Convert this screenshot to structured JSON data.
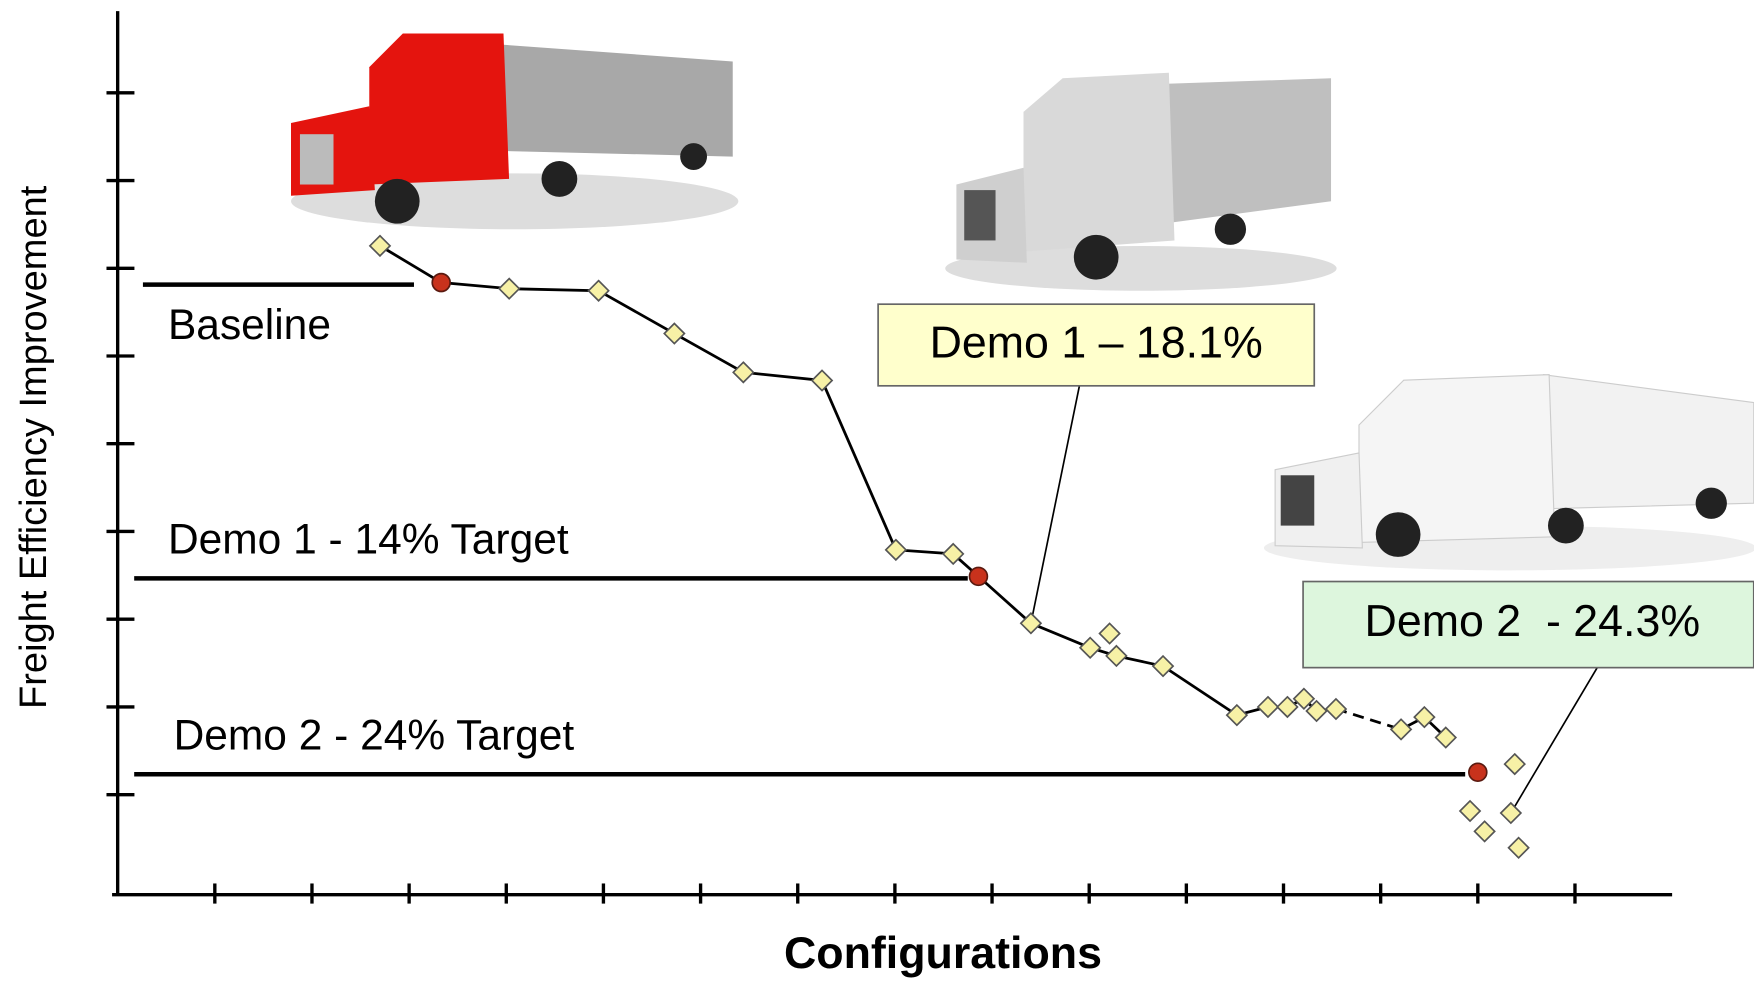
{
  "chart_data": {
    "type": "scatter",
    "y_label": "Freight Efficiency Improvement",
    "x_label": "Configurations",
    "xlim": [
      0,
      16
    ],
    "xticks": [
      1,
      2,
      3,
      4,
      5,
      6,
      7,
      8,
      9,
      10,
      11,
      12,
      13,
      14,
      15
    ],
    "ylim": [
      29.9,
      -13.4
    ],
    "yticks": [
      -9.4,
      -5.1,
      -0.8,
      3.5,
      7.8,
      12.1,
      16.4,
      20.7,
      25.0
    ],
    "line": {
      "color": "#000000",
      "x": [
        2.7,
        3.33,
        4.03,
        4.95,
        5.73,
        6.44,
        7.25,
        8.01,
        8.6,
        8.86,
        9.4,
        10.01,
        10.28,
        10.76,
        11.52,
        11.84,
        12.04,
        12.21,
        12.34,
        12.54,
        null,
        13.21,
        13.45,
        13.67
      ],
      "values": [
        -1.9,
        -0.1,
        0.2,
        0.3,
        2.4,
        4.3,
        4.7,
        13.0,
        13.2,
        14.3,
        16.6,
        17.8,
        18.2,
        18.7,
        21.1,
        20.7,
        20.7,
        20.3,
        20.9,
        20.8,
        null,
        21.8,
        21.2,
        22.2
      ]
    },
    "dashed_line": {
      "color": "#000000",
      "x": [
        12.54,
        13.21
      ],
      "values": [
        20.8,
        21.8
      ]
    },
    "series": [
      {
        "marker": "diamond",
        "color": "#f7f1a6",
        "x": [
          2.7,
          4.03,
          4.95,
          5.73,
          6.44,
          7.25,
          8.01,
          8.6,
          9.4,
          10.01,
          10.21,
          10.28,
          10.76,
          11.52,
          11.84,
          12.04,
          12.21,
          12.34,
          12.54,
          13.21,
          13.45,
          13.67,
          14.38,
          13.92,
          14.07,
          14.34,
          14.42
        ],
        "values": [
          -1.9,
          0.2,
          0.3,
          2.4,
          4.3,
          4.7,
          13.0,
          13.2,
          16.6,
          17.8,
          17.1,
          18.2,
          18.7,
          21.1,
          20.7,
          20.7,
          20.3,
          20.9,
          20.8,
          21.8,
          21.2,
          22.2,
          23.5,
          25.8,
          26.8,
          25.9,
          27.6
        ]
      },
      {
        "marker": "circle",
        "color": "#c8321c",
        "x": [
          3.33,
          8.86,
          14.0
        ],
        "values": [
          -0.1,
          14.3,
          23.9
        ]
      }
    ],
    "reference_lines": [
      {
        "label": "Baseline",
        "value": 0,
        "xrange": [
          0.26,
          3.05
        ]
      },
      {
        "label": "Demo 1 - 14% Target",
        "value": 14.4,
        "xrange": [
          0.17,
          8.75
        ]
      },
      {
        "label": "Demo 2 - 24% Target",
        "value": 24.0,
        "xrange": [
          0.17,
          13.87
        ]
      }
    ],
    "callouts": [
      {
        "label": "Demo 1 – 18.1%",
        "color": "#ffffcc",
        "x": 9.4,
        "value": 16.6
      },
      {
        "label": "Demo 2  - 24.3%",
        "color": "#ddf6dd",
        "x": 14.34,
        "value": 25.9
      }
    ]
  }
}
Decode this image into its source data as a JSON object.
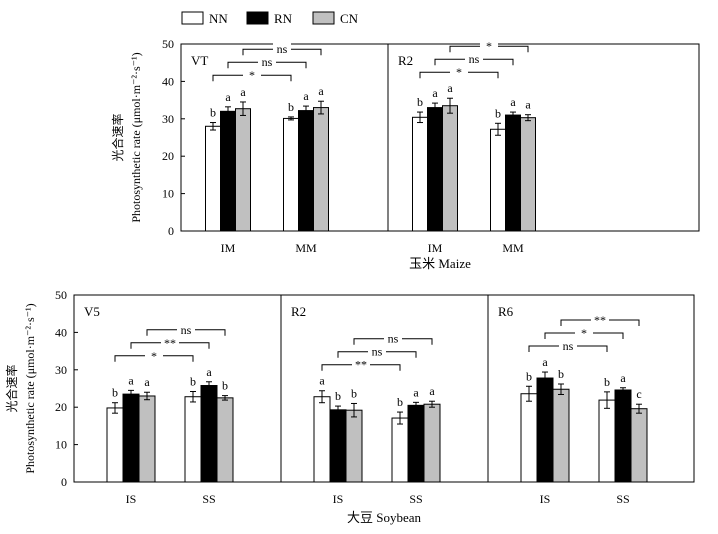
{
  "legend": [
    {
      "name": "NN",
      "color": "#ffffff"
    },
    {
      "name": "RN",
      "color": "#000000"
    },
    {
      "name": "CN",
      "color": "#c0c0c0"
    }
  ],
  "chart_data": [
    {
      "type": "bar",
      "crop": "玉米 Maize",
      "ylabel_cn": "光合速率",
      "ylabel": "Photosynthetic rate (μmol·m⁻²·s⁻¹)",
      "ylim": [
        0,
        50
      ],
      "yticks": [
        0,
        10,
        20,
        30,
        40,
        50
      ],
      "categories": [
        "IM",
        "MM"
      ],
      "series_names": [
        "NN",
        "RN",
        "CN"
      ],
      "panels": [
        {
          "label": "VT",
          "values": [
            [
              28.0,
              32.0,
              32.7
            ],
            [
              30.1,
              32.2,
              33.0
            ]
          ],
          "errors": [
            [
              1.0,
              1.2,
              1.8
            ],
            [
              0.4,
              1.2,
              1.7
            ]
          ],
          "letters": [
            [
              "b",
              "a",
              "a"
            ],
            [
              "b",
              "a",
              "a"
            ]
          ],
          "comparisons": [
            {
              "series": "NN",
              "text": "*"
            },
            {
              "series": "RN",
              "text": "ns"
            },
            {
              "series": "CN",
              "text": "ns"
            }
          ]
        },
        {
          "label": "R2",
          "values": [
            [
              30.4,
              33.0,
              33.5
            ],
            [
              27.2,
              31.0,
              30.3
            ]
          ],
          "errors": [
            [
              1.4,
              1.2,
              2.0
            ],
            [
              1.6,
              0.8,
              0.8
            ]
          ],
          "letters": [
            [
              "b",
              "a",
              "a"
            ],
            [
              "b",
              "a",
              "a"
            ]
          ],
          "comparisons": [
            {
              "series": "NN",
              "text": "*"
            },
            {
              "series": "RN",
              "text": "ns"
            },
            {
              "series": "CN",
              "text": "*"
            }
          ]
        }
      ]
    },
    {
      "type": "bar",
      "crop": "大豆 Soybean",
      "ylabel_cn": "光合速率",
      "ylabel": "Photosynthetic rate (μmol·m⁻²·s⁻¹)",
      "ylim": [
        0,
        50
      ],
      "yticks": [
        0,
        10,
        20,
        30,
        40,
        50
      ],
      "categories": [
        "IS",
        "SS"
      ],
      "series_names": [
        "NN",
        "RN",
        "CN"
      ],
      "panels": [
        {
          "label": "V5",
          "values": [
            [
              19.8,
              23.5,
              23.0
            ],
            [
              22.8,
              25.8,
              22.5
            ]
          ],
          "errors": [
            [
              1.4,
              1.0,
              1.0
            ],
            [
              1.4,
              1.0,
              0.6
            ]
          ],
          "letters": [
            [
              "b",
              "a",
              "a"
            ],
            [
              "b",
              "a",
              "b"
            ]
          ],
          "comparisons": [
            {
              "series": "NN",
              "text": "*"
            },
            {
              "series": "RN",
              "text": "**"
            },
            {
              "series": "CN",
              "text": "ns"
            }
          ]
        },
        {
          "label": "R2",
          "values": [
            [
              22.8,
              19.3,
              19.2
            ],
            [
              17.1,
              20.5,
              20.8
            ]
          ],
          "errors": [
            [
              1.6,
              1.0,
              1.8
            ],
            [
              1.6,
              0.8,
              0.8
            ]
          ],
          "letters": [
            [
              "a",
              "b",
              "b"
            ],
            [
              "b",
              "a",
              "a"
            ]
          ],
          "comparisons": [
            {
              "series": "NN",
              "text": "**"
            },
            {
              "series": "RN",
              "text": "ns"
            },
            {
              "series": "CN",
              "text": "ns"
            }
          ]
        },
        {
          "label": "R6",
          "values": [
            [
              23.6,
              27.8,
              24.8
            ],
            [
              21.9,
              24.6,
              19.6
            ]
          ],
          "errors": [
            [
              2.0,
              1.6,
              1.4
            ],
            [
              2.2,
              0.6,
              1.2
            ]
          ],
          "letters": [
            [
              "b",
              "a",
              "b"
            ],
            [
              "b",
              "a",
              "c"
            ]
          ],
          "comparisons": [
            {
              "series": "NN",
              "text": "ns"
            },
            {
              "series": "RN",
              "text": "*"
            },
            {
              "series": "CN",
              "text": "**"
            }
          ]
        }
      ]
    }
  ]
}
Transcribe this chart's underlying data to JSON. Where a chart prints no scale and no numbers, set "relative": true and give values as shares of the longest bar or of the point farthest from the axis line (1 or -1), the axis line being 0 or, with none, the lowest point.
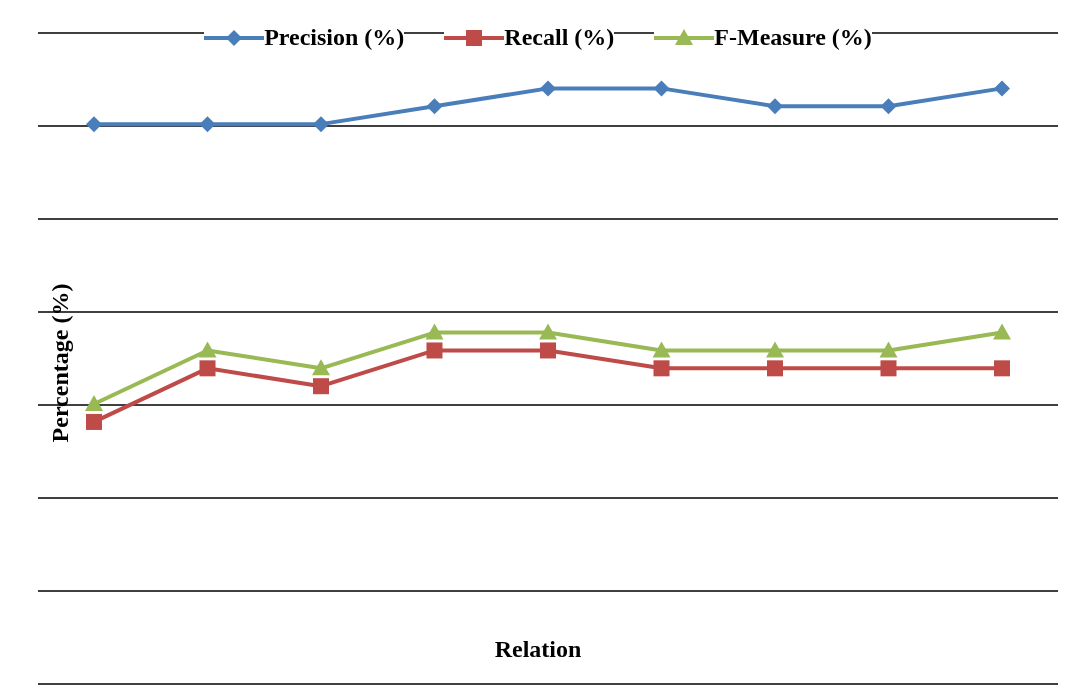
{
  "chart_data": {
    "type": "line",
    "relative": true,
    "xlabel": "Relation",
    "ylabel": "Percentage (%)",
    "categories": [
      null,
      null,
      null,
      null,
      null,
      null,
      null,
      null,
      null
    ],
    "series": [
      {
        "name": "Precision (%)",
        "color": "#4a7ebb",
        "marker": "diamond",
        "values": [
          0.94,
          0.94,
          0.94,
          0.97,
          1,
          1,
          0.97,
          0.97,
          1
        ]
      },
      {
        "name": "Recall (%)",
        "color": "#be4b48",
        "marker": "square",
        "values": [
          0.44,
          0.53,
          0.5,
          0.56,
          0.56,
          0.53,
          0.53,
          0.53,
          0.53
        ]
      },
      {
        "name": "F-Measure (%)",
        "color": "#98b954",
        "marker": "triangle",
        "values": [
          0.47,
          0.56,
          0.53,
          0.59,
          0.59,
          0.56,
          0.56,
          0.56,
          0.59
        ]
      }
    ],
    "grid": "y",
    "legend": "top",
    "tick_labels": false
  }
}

INSTRUCTIONS FOR THE TASK: Keep only those lines of the records that hold "Target", and return them.

RESPONSE:
        "label": "Demo 1 - 14% Target",
        "label": "Demo 2 - 24% Target",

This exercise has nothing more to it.